* [WHAT IS EXPECTED]: Copy out the complete listing, word for word.

• • • •

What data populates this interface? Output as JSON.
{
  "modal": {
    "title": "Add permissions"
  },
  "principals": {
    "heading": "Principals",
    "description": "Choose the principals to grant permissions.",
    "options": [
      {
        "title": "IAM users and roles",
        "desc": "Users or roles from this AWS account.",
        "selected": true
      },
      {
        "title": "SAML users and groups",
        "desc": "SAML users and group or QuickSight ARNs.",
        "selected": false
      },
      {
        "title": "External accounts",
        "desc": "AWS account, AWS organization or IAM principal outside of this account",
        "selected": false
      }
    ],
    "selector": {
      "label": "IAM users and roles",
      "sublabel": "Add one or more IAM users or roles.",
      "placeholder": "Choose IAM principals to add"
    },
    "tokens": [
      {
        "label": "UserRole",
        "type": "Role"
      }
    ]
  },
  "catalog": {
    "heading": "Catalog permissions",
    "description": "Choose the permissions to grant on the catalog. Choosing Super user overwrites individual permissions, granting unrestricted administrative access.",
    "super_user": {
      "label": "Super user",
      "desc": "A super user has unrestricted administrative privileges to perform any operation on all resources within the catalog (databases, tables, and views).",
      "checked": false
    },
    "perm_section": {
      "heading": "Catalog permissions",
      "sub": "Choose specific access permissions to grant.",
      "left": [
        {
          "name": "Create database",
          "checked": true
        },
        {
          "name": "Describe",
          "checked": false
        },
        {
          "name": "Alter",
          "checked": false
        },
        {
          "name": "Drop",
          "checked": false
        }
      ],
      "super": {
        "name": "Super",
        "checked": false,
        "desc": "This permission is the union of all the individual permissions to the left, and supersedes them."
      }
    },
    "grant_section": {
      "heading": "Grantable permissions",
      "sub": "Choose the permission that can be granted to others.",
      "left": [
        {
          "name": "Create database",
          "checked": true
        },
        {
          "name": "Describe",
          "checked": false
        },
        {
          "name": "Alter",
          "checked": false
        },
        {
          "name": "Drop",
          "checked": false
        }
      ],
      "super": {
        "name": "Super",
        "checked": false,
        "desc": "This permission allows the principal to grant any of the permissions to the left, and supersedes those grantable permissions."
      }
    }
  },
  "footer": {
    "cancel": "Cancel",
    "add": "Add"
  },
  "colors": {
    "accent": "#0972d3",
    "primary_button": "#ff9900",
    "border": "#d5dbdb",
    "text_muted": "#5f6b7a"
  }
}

• • • •

* [FULL SOLUTION]:
What data populates this interface? Output as JSON.
{
  "modal": {
    "title": "Add permissions"
  },
  "principals": {
    "heading": "Principals",
    "description": "Choose the principals to grant permissions.",
    "options": [
      {
        "title": "IAM users and roles",
        "desc": "Users or roles from this AWS account.",
        "selected": true
      },
      {
        "title": "SAML users and groups",
        "desc": "SAML users and group or QuickSight ARNs.",
        "selected": false
      },
      {
        "title": "External accounts",
        "desc": "AWS account, AWS organization or IAM principal outside of this account",
        "selected": false
      }
    ],
    "selector": {
      "label": "IAM users and roles",
      "sublabel": "Add one or more IAM users or roles.",
      "placeholder": "Choose IAM principals to add"
    },
    "tokens": [
      {
        "label": "UserRole",
        "type": "Role"
      }
    ]
  },
  "catalog": {
    "heading": "Catalog permissions",
    "description": "Choose the permissions to grant on the catalog. Choosing Super user overwrites individual permissions, granting unrestricted administrative access.",
    "super_user": {
      "label": "Super user",
      "desc": "A super user has unrestricted administrative privileges to perform any operation on all resources within the catalog (databases, tables, and views).",
      "checked": false
    },
    "perm_section": {
      "heading": "Catalog permissions",
      "sub": "Choose specific access permissions to grant.",
      "left": [
        {
          "name": "Create database",
          "checked": true
        },
        {
          "name": "Describe",
          "checked": false
        },
        {
          "name": "Alter",
          "checked": false
        },
        {
          "name": "Drop",
          "checked": false
        }
      ],
      "super": {
        "name": "Super",
        "checked": false,
        "desc": "This permission is the union of all the individual permissions to the left, and supersedes them."
      }
    },
    "grant_section": {
      "heading": "Grantable permissions",
      "sub": "Choose the permission that can be granted to others.",
      "left": [
        {
          "name": "Create database",
          "checked": true
        },
        {
          "name": "Describe",
          "checked": false
        },
        {
          "name": "Alter",
          "checked": false
        },
        {
          "name": "Drop",
          "checked": false
        }
      ],
      "super": {
        "name": "Super",
        "checked": false,
        "desc": "This permission allows the principal to grant any of the permissions to the left, and supersedes those grantable permissions."
      }
    }
  },
  "footer": {
    "cancel": "Cancel",
    "add": "Add"
  },
  "colors": {
    "accent": "#0972d3",
    "primary_button": "#ff9900",
    "border": "#d5dbdb",
    "text_muted": "#5f6b7a"
  }
}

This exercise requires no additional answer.